Items listed in a dataset:
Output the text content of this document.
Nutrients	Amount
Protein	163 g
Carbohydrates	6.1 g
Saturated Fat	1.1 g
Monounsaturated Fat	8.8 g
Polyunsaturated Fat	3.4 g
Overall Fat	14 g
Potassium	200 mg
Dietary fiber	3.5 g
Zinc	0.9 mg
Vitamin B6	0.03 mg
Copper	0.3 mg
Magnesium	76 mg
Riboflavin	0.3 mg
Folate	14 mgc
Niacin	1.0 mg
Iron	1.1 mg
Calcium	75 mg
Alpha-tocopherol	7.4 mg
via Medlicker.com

__INSTRUCTIONS TO FOLLOW__
The full set of entries must be restated exactly, with none omitted.

__EXERCISE RESULT__
Output the text content of this document.
Nutrients	Amount
Protein	163 g
Carbohydrates	6.1 g
Saturated Fat	1.1 g
Monounsaturated Fat	8.8 g
Polyunsaturated Fat	3.4 g
Overall Fat	14 g
Potassium	200 mg
Dietary fiber	3.5 g
Zinc	0.9 mg
Vitamin B6	0.03 mg
Copper	0.3 mg
Magnesium	76 mg
Riboflavin	0.3 mg
Folate	14 mgc
Niacin	1.0 mg
Iron	1.1 mg
Calcium	75 mg
Alpha-tocopherol	7.4 mg
via Medlicker.com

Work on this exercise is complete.